What the task asks
The complete listing should be restated exactly.

⟨

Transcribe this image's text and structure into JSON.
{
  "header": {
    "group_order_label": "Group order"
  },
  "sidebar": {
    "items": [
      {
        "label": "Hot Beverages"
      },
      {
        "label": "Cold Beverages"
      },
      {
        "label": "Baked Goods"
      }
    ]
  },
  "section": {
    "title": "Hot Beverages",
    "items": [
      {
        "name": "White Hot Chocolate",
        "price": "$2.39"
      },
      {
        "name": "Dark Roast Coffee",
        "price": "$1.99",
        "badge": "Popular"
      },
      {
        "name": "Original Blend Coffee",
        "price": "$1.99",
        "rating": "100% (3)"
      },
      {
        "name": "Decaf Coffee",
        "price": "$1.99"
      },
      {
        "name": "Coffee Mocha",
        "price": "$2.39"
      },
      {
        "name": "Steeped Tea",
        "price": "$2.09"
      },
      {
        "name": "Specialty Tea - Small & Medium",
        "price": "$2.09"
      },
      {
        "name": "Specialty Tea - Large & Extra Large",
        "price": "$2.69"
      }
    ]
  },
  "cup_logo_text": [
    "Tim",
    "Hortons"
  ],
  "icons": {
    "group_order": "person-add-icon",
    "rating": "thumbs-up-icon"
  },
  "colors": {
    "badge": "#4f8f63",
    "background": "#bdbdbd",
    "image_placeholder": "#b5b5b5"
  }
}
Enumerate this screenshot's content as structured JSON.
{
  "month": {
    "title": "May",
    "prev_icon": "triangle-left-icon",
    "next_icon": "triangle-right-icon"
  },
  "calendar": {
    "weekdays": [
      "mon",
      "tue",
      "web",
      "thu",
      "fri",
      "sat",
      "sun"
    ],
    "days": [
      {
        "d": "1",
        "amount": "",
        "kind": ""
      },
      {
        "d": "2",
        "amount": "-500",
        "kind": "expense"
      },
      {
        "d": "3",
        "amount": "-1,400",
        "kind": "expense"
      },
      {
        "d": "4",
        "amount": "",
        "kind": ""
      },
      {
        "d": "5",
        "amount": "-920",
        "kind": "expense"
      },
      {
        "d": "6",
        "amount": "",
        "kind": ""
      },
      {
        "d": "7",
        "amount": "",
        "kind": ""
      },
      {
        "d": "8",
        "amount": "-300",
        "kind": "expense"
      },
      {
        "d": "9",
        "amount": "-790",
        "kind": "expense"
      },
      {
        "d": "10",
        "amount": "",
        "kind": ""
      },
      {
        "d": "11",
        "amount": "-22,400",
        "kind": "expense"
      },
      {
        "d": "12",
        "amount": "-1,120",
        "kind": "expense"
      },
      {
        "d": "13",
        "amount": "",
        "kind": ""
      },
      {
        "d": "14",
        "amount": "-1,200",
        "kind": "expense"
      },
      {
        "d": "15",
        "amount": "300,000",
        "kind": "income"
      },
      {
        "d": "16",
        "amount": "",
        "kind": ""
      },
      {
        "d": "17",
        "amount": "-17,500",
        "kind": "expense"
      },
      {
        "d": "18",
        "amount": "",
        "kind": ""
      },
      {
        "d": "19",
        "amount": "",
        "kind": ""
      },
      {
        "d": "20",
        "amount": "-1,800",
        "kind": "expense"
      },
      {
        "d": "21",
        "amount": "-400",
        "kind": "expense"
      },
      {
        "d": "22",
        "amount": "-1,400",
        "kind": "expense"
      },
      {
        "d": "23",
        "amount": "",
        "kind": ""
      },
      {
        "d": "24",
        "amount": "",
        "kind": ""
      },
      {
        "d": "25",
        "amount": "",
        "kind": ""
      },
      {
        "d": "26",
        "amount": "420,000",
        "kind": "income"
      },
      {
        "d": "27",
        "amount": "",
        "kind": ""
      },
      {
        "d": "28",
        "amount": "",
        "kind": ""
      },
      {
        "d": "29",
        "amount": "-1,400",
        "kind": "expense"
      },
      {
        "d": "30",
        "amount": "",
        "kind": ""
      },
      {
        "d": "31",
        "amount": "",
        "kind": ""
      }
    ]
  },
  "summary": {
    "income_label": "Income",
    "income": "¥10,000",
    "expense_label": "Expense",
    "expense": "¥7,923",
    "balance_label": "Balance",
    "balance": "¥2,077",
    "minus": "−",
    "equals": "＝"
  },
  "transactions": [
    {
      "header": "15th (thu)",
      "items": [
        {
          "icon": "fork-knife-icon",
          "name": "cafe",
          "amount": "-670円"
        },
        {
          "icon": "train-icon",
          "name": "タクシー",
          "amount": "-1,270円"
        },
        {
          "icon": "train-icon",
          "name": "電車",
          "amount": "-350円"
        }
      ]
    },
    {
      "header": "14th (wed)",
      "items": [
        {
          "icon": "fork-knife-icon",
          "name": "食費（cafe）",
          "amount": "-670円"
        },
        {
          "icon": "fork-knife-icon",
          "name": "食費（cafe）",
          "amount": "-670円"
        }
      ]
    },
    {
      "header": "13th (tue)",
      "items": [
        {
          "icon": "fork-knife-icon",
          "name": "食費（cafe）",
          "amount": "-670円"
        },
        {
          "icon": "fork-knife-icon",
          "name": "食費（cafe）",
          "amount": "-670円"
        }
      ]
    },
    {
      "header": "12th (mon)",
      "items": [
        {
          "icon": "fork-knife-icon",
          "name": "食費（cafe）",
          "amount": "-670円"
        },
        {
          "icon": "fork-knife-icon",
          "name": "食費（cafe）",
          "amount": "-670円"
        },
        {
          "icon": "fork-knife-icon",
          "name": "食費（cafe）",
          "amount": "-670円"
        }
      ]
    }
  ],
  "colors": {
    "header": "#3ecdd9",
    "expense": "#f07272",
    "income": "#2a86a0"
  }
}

⟩

Exercise result
Transcribe this image's text and structure into JSON.
{
  "header": {
    "group_order_label": "Group order"
  },
  "sidebar": {
    "items": [
      {
        "label": "Hot Beverages"
      },
      {
        "label": "Cold Beverages"
      },
      {
        "label": "Baked Goods"
      }
    ]
  },
  "section": {
    "title": "Hot Beverages",
    "items": [
      {
        "name": "White Hot Chocolate",
        "price": "$2.39"
      },
      {
        "name": "Dark Roast Coffee",
        "price": "$1.99",
        "badge": "Popular"
      },
      {
        "name": "Original Blend Coffee",
        "price": "$1.99",
        "rating": "100% (3)"
      },
      {
        "name": "Decaf Coffee",
        "price": "$1.99"
      },
      {
        "name": "Coffee Mocha",
        "price": "$2.39"
      },
      {
        "name": "Steeped Tea",
        "price": "$2.09"
      },
      {
        "name": "Specialty Tea - Small & Medium",
        "price": "$2.09"
      },
      {
        "name": "Specialty Tea - Large & Extra Large",
        "price": "$2.69"
      }
    ]
  },
  "cup_logo_text": [
    "Tim",
    "Hortons"
  ],
  "icons": {
    "group_order": "person-add-icon",
    "rating": "thumbs-up-icon"
  },
  "colors": {
    "badge": "#4f8f63",
    "background": "#bdbdbd",
    "image_placeholder": "#b5b5b5"
  }
}
Enumerate this screenshot's content as structured JSON.
{
  "month": {
    "title": "May",
    "prev_icon": "triangle-left-icon",
    "next_icon": "triangle-right-icon"
  },
  "calendar": {
    "weekdays": [
      "mon",
      "tue",
      "web",
      "thu",
      "fri",
      "sat",
      "sun"
    ],
    "days": [
      {
        "d": "1",
        "amount": "",
        "kind": ""
      },
      {
        "d": "2",
        "amount": "-500",
        "kind": "expense"
      },
      {
        "d": "3",
        "amount": "-1,400",
        "kind": "expense"
      },
      {
        "d": "4",
        "amount": "",
        "kind": ""
      },
      {
        "d": "5",
        "amount": "-920",
        "kind": "expense"
      },
      {
        "d": "6",
        "amount": "",
        "kind": ""
      },
      {
        "d": "7",
        "amount": "",
        "kind": ""
      },
      {
        "d": "8",
        "amount": "-300",
        "kind": "expense"
      },
      {
        "d": "9",
        "amount": "-790",
        "kind": "expense"
      },
      {
        "d": "10",
        "amount": "",
        "kind": ""
      },
      {
        "d": "11",
        "amount": "-22,400",
        "kind": "expense"
      },
      {
        "d": "12",
        "amount": "-1,120",
        "kind": "expense"
      },
      {
        "d": "13",
        "amount": "",
        "kind": ""
      },
      {
        "d": "14",
        "amount": "-1,200",
        "kind": "expense"
      },
      {
        "d": "15",
        "amount": "300,000",
        "kind": "income"
      },
      {
        "d": "16",
        "amount": "",
        "kind": ""
      },
      {
        "d": "17",
        "amount": "-17,500",
        "kind": "expense"
      },
      {
        "d": "18",
        "amount": "",
        "kind": ""
      },
      {
        "d": "19",
        "amount": "",
        "kind": ""
      },
      {
        "d": "20",
        "amount": "-1,800",
        "kind": "expense"
      },
      {
        "d": "21",
        "amount": "-400",
        "kind": "expense"
      },
      {
        "d": "22",
        "amount": "-1,400",
        "kind": "expense"
      },
      {
        "d": "23",
        "amount": "",
        "kind": ""
      },
      {
        "d": "24",
        "amount": "",
        "kind": ""
      },
      {
        "d": "25",
        "amount": "",
        "kind": ""
      },
      {
        "d": "26",
        "amount": "420,000",
        "kind": "income"
      },
      {
        "d": "27",
        "amount": "",
        "kind": ""
      },
      {
        "d": "28",
        "amount": "",
        "kind": ""
      },
      {
        "d": "29",
        "amount": "-1,400",
        "kind": "expense"
      },
      {
        "d": "30",
        "amount": "",
        "kind": ""
      },
      {
        "d": "31",
        "amount": "",
        "kind": ""
      }
    ]
  },
  "summary": {
    "income_label": "Income",
    "income": "¥10,000",
    "expense_label": "Expense",
    "expense": "¥7,923",
    "balance_label": "Balance",
    "balance": "¥2,077",
    "minus": "−",
    "equals": "＝"
  },
  "transactions": [
    {
      "header": "15th (thu)",
      "items": [
        {
          "icon": "fork-knife-icon",
          "name": "cafe",
          "amount": "-670円"
        },
        {
          "icon": "train-icon",
          "name": "タクシー",
          "amount": "-1,270円"
        },
        {
          "icon": "train-icon",
          "name": "電車",
          "amount": "-350円"
        }
      ]
    },
    {
      "header": "14th (wed)",
      "items": [
        {
          "icon": "fork-knife-icon",
          "name": "食費（cafe）",
          "amount": "-670円"
        },
        {
          "icon": "fork-knife-icon",
          "name": "食費（cafe）",
          "amount": "-670円"
        }
      ]
    },
    {
      "header": "13th (tue)",
      "items": [
        {
          "icon": "fork-knife-icon",
          "name": "食費（cafe）",
          "amount": "-670円"
        },
        {
          "icon": "fork-knife-icon",
          "name": "食費（cafe）",
          "amount": "-670円"
        }
      ]
    },
    {
      "header": "12th (mon)",
      "items": [
        {
          "icon": "fork-knife-icon",
          "name": "食費（cafe）",
          "amount": "-670円"
        },
        {
          "icon": "fork-knife-icon",
          "name": "食費（cafe）",
          "amount": "-670円"
        },
        {
          "icon": "fork-knife-icon",
          "name": "食費（cafe）",
          "amount": "-670円"
        }
      ]
    }
  ],
  "colors": {
    "header": "#3ecdd9",
    "expense": "#f07272",
    "income": "#2a86a0"
  }
}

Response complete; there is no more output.